Instruction = Print the lines below word for word, starting with the first and going on through the line that contains "text-line: le maire, Victor".

Data shown =
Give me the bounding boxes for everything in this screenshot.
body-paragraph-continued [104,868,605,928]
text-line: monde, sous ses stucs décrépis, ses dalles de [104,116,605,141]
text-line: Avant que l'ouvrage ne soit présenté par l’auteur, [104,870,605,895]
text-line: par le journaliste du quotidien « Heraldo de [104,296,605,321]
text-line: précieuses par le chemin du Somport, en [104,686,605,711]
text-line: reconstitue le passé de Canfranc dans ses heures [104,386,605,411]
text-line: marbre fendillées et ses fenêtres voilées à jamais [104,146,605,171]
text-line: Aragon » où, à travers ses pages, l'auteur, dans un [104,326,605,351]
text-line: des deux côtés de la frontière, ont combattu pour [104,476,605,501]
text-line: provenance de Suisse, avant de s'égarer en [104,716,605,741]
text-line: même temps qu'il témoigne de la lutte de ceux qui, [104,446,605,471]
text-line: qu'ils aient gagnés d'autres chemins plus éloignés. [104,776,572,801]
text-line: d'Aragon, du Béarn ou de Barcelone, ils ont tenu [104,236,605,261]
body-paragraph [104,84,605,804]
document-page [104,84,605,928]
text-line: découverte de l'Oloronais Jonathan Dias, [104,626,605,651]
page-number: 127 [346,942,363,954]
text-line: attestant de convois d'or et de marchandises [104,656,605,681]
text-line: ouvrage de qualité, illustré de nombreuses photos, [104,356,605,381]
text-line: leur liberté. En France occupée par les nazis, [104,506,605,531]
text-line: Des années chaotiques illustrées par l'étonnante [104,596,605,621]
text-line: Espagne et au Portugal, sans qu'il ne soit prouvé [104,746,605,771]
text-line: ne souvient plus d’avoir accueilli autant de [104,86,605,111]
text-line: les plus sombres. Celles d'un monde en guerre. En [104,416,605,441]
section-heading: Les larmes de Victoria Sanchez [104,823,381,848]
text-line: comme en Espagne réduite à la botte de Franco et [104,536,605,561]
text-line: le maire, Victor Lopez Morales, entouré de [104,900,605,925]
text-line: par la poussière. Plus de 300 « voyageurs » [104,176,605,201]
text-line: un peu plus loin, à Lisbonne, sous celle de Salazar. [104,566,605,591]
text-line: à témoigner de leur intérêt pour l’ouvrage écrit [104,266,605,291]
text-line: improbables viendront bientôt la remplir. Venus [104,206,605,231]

Solution for this exercise =
Give me the bounding boxes for everything in this screenshot.
body-paragraph-continued [104,868,605,928]
text-line: monde, sous ses stucs décrépis, ses dalles de [104,116,605,141]
text-line: Avant que l'ouvrage ne soit présenté par l’auteur, [104,870,605,895]
text-line: par le journaliste du quotidien « Heraldo de [104,296,605,321]
text-line: précieuses par le chemin du Somport, en [104,686,605,711]
text-line: reconstitue le passé de Canfranc dans ses heures [104,386,605,411]
text-line: marbre fendillées et ses fenêtres voilées à jamais [104,146,605,171]
text-line: Aragon » où, à travers ses pages, l'auteur, dans un [104,326,605,351]
text-line: des deux côtés de la frontière, ont combattu pour [104,476,605,501]
text-line: provenance de Suisse, avant de s'égarer en [104,716,605,741]
text-line: même temps qu'il témoigne de la lutte de ceux qui, [104,446,605,471]
text-line: qu'ils aient gagnés d'autres chemins plus éloignés. [104,776,572,801]
text-line: d'Aragon, du Béarn ou de Barcelone, ils ont tenu [104,236,605,261]
body-paragraph [104,84,605,804]
document-page [104,84,605,928]
text-line: découverte de l'Oloronais Jonathan Dias, [104,626,605,651]
page-number: 127 [346,942,363,954]
text-line: attestant de convois d'or et de marchandises [104,656,605,681]
text-line: ouvrage de qualité, illustré de nombreuses photos, [104,356,605,381]
text-line: leur liberté. En France occupée par les nazis, [104,506,605,531]
text-line: Des années chaotiques illustrées par l'étonnante [104,596,605,621]
text-line: Espagne et au Portugal, sans qu'il ne soit prouvé [104,746,605,771]
text-line: ne souvient plus d’avoir accueilli autant de [104,86,605,111]
text-line: les plus sombres. Celles d'un monde en guerre. En [104,416,605,441]
section-heading: Les larmes de Victoria Sanchez [104,823,381,848]
text-line: comme en Espagne réduite à la botte de Franco et [104,536,605,561]
text-line: le maire, Victor Lopez Morales, entouré de [104,900,605,925]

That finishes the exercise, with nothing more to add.